EXERCISE DETAILS:
Extract all lines containing "created".

[Extracted records]
__________
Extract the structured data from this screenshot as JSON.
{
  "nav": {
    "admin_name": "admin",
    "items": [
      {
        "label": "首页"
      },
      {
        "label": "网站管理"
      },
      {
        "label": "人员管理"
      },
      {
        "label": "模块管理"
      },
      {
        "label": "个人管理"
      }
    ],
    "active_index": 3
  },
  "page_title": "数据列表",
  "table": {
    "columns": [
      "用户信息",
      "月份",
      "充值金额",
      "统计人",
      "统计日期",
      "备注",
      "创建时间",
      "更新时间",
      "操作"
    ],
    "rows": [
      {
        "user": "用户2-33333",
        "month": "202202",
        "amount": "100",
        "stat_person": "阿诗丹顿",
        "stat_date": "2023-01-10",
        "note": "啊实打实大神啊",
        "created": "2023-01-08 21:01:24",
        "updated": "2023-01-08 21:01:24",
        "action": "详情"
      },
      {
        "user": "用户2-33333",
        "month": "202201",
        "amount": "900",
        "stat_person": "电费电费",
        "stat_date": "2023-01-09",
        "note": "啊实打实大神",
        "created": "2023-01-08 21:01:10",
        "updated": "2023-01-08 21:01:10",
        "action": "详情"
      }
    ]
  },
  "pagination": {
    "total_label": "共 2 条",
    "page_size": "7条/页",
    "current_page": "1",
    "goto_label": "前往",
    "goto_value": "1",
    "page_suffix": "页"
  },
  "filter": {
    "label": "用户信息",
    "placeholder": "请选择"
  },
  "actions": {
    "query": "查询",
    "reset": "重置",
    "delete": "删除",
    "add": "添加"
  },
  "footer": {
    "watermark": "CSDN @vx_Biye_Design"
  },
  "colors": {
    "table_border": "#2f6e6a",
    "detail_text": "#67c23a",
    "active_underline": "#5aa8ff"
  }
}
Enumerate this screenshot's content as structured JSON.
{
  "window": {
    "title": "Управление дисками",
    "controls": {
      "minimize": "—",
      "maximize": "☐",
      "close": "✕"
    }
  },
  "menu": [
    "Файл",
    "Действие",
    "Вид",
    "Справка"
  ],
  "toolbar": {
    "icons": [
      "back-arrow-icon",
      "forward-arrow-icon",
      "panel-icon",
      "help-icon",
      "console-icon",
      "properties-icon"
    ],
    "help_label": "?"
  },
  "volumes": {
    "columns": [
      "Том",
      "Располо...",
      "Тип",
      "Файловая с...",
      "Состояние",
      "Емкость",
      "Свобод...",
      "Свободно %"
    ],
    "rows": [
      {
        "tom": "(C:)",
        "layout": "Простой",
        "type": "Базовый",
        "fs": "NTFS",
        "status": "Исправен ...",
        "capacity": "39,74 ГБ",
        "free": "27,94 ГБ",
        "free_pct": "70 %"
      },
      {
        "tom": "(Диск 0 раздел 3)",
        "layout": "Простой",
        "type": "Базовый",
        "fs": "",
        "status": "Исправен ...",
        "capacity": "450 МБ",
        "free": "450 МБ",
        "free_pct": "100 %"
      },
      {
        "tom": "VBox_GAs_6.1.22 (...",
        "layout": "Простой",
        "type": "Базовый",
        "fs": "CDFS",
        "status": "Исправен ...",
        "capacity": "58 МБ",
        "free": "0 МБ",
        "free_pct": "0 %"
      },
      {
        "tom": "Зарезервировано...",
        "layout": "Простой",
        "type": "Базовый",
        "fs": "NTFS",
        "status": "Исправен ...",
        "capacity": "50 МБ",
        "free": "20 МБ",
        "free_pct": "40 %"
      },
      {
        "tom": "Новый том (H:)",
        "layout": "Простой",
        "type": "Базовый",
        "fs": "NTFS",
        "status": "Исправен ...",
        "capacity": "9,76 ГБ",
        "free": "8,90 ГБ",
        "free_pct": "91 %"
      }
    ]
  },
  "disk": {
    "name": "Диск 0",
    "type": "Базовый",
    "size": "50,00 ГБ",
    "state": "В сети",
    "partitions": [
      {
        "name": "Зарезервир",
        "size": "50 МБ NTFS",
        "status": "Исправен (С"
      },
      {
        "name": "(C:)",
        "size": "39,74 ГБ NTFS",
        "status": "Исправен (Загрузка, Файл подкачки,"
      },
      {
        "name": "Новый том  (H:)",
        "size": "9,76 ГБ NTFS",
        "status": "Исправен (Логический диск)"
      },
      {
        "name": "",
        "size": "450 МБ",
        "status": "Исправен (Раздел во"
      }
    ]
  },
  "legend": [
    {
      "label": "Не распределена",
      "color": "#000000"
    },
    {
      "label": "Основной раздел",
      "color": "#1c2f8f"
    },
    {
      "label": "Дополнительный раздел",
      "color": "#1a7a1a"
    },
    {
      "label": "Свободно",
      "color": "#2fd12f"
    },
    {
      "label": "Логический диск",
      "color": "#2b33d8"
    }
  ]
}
__________
COMPLETED EXERCISE:
        "created": "2023-01-08 21:01:24",
        "created": "2023-01-08 21:01:10",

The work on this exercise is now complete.